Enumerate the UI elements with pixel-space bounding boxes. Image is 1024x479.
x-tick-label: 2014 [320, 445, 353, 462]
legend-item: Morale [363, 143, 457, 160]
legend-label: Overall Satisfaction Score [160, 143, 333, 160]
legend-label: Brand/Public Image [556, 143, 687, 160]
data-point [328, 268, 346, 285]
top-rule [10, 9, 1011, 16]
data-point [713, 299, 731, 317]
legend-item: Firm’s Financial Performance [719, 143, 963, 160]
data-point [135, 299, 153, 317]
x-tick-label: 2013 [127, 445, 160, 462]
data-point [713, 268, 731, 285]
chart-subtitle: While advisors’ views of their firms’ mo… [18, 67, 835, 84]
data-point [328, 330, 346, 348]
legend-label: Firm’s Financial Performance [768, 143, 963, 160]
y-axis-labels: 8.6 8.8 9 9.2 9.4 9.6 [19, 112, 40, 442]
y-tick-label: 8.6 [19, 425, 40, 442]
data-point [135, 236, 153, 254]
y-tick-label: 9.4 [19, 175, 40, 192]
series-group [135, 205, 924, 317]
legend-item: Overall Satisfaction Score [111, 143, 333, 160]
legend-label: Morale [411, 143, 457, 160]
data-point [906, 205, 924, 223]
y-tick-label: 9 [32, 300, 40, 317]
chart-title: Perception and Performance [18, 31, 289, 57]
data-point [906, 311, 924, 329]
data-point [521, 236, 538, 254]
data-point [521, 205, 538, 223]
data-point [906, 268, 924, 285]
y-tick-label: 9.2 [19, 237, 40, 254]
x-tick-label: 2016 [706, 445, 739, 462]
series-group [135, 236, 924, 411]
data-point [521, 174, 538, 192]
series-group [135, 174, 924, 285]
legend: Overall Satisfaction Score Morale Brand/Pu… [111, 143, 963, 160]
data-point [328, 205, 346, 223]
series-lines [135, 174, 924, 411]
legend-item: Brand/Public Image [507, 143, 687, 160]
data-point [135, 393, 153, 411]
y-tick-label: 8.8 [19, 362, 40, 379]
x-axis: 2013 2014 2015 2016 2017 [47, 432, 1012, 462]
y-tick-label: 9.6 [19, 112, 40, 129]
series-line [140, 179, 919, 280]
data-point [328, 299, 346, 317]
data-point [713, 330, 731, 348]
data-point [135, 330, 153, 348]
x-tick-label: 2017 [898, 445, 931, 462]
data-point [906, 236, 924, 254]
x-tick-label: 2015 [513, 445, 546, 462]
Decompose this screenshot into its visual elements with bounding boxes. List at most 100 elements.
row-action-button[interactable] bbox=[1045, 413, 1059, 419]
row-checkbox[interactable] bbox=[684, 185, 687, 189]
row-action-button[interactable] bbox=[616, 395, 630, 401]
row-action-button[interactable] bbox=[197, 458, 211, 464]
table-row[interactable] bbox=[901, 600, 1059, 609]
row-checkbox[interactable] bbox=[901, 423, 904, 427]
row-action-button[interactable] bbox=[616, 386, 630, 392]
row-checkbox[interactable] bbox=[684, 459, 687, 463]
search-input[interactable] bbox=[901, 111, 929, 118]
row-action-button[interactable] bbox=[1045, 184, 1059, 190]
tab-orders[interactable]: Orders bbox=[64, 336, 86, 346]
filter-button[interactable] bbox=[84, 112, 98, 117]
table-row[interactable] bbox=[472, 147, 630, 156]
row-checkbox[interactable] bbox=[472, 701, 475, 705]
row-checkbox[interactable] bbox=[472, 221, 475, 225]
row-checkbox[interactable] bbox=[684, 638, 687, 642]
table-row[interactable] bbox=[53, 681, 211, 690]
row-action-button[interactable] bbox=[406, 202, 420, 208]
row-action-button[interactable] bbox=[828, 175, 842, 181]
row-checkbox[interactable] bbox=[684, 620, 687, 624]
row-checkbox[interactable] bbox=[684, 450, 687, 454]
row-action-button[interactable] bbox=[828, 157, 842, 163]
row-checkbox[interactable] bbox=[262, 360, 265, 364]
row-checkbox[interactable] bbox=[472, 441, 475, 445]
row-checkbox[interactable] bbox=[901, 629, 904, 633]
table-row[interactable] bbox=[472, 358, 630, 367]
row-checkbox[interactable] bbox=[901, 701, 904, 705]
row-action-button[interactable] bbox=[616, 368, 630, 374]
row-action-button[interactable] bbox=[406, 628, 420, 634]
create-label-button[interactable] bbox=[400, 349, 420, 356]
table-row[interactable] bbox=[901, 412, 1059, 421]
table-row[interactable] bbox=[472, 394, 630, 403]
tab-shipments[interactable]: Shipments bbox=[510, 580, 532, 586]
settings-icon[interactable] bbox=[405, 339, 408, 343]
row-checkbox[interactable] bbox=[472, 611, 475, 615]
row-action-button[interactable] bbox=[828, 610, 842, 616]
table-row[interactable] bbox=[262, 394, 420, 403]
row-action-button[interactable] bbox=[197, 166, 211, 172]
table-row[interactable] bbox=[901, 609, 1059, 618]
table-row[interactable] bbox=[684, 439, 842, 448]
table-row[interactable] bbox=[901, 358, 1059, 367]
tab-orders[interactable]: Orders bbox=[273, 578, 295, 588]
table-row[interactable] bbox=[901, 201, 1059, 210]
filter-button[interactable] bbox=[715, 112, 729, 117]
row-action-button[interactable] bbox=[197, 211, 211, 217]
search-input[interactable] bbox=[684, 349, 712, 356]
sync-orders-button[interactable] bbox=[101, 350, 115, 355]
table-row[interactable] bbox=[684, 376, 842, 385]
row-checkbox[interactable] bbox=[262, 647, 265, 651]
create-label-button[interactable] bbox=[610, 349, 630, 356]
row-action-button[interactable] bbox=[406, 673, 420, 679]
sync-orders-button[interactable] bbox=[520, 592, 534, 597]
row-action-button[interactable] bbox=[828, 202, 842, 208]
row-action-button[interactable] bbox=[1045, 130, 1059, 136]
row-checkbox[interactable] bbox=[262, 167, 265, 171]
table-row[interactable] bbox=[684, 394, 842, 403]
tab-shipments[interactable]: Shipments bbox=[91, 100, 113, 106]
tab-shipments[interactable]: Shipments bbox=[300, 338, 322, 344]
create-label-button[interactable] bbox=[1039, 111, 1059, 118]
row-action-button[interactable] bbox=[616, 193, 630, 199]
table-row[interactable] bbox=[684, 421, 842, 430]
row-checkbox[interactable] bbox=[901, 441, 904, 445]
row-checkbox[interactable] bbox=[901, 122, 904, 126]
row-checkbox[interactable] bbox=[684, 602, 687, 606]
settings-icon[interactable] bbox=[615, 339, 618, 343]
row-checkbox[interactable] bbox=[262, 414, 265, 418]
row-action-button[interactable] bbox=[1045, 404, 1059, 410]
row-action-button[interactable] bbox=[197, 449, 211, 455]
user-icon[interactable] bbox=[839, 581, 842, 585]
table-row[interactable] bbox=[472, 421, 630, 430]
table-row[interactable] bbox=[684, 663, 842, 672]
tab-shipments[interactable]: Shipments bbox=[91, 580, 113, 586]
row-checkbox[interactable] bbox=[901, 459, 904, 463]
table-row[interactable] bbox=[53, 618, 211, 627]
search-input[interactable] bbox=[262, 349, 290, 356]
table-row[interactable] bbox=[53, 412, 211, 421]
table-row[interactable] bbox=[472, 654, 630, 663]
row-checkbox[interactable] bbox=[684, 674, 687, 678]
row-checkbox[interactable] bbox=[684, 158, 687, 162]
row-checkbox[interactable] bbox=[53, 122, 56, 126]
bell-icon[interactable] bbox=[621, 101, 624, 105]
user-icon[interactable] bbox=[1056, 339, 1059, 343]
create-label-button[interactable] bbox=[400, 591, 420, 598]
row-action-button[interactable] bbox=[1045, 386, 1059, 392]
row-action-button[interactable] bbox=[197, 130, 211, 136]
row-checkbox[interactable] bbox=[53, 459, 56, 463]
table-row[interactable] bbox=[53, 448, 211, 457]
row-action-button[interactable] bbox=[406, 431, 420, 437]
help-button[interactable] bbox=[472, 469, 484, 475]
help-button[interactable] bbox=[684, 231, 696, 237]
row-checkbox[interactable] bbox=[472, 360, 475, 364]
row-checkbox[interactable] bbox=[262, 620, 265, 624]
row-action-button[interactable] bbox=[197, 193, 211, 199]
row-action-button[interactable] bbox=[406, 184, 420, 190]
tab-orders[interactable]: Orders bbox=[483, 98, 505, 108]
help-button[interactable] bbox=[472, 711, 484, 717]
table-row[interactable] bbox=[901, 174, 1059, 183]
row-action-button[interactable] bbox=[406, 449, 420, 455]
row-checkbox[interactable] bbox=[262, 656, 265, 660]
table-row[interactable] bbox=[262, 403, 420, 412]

+ + + + +

▸ **PROBLEM**:
Rewrite the items from the first line through the line containing "data-point [135, 299, 153, 317]", replacing "Morale" with "Employee Morale" and leaving everything else the same.

▸ **ANSWER BELOW**:
Enumerate the UI elements with pixel-space bounding boxes. Image is 1024x479.
x-tick-label: 2014 [320, 445, 353, 462]
legend-item: Employee Morale [363, 143, 457, 160]
legend-label: Overall Satisfaction Score [160, 143, 333, 160]
legend-label: Brand/Public Image [556, 143, 687, 160]
data-point [328, 268, 346, 285]
top-rule [10, 9, 1011, 16]
data-point [713, 299, 731, 317]
legend-item: Firm’s Financial Performance [719, 143, 963, 160]
data-point [135, 299, 153, 317]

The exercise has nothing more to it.